Short problem:
Pick out every line in the data below that holds "efficiency".

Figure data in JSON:
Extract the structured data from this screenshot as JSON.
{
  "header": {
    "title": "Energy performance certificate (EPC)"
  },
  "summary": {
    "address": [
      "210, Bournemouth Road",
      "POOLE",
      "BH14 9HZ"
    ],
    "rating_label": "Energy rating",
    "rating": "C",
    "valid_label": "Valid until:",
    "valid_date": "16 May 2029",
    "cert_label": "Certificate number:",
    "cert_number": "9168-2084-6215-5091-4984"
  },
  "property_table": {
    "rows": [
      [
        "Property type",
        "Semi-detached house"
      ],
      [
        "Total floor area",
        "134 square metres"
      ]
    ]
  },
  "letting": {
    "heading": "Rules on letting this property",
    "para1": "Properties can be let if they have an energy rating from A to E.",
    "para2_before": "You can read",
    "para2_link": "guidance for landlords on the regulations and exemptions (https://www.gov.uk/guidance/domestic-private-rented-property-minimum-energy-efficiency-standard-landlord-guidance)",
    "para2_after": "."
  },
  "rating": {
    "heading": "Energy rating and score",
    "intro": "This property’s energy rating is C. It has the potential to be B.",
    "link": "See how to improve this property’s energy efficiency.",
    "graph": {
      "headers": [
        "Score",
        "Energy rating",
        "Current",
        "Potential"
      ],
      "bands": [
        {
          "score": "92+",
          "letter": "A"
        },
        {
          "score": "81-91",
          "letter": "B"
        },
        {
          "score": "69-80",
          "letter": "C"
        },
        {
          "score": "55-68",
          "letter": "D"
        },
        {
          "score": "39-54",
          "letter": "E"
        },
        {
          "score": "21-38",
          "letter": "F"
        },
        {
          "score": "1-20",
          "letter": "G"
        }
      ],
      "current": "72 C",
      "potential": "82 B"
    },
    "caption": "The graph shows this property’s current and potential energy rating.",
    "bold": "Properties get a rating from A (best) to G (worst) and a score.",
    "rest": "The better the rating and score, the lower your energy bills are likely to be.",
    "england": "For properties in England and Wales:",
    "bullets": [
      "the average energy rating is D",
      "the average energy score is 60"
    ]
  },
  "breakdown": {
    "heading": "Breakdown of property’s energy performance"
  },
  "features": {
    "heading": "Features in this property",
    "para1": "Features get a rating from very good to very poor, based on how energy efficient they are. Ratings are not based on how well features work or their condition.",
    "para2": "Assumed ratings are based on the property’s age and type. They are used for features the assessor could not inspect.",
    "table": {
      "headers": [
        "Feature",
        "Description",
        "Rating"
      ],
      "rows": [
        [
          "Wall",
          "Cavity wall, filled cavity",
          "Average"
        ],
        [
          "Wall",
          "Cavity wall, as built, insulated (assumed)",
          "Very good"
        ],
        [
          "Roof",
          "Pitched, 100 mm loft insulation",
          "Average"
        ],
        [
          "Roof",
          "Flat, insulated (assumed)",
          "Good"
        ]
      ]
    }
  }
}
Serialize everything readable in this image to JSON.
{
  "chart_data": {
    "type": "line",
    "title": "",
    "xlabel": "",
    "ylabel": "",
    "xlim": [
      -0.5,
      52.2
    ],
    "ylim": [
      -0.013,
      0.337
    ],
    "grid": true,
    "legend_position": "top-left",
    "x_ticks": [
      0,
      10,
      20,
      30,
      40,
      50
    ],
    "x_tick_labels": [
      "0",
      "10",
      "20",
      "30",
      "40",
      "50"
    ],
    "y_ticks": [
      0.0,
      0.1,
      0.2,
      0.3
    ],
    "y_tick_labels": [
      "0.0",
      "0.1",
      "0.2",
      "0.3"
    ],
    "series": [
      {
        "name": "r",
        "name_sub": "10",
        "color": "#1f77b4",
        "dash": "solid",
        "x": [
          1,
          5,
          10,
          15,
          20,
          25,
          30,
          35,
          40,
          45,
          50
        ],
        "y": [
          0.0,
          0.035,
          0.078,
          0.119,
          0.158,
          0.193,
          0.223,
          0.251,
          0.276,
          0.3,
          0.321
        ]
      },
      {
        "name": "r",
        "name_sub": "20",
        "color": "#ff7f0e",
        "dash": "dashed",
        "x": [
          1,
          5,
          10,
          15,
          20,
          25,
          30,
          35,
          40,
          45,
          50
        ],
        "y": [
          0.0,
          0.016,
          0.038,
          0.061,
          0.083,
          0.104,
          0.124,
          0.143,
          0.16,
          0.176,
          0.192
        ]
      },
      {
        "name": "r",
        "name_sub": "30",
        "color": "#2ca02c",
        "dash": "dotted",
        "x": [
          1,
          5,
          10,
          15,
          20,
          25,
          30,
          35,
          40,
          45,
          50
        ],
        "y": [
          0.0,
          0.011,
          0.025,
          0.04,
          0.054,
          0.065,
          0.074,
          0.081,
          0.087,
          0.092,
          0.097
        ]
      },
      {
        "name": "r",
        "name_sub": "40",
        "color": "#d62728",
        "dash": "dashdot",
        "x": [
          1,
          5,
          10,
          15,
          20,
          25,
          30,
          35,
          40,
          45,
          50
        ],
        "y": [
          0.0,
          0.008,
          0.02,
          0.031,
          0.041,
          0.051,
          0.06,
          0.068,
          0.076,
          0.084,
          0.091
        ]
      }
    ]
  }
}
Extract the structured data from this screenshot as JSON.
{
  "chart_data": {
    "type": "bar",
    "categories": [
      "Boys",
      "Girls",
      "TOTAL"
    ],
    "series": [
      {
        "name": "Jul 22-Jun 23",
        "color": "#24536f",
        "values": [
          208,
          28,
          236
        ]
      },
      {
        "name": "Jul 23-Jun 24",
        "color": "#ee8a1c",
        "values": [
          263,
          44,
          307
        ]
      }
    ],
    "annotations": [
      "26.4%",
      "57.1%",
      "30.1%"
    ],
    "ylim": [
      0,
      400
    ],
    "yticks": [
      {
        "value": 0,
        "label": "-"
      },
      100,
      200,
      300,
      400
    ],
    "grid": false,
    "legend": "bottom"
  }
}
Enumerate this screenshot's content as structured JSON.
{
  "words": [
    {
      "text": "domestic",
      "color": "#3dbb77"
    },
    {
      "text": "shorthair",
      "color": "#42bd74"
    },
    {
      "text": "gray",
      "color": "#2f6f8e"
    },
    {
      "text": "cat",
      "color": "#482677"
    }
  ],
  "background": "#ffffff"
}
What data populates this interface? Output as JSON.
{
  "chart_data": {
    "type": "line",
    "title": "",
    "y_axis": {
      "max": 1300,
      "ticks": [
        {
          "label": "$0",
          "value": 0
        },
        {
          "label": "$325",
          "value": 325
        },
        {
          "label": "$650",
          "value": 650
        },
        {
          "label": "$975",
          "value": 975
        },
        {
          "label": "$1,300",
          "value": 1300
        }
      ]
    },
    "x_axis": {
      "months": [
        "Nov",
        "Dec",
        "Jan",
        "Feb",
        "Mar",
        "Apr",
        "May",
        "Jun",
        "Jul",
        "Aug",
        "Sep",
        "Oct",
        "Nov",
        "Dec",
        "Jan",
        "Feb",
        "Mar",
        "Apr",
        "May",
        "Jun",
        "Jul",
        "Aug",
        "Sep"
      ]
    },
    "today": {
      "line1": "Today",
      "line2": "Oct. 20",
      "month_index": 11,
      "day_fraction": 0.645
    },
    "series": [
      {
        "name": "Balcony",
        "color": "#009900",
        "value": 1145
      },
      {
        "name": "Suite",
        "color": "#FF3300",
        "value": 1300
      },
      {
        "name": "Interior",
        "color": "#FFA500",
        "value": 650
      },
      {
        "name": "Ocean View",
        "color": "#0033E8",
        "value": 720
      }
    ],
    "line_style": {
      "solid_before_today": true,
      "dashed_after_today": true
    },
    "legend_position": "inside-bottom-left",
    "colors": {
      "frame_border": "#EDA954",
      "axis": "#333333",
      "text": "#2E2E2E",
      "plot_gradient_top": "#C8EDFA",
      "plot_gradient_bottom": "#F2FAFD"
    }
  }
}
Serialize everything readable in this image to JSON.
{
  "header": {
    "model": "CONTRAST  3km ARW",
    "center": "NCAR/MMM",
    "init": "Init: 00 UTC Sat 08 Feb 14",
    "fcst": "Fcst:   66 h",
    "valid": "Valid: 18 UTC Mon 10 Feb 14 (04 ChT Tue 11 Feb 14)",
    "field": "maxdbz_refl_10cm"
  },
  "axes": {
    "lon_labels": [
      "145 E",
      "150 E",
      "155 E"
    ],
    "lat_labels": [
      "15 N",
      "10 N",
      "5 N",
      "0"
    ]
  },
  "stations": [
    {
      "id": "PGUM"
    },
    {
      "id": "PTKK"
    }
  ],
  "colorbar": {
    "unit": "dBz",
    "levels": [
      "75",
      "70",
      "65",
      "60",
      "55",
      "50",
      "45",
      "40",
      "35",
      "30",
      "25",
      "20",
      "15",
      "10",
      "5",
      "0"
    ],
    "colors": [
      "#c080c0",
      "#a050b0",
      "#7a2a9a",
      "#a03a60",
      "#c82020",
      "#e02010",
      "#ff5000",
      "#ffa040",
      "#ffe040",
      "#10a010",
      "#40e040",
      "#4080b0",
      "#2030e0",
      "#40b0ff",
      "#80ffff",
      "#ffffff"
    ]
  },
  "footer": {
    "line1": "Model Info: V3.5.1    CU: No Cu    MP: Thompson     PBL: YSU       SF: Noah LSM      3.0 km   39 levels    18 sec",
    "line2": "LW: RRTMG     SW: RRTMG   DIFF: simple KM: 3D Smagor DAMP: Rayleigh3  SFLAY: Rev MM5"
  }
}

Exercise solution:
    "para2_link": "guidance for landlords on the regulations and exemptions (https://www.gov.uk/guidance/domestic-private-rented-property-minimum-energy-efficiency-standard-landlord-guidance)",
    "link": "See how to improve this property’s energy efficiency.",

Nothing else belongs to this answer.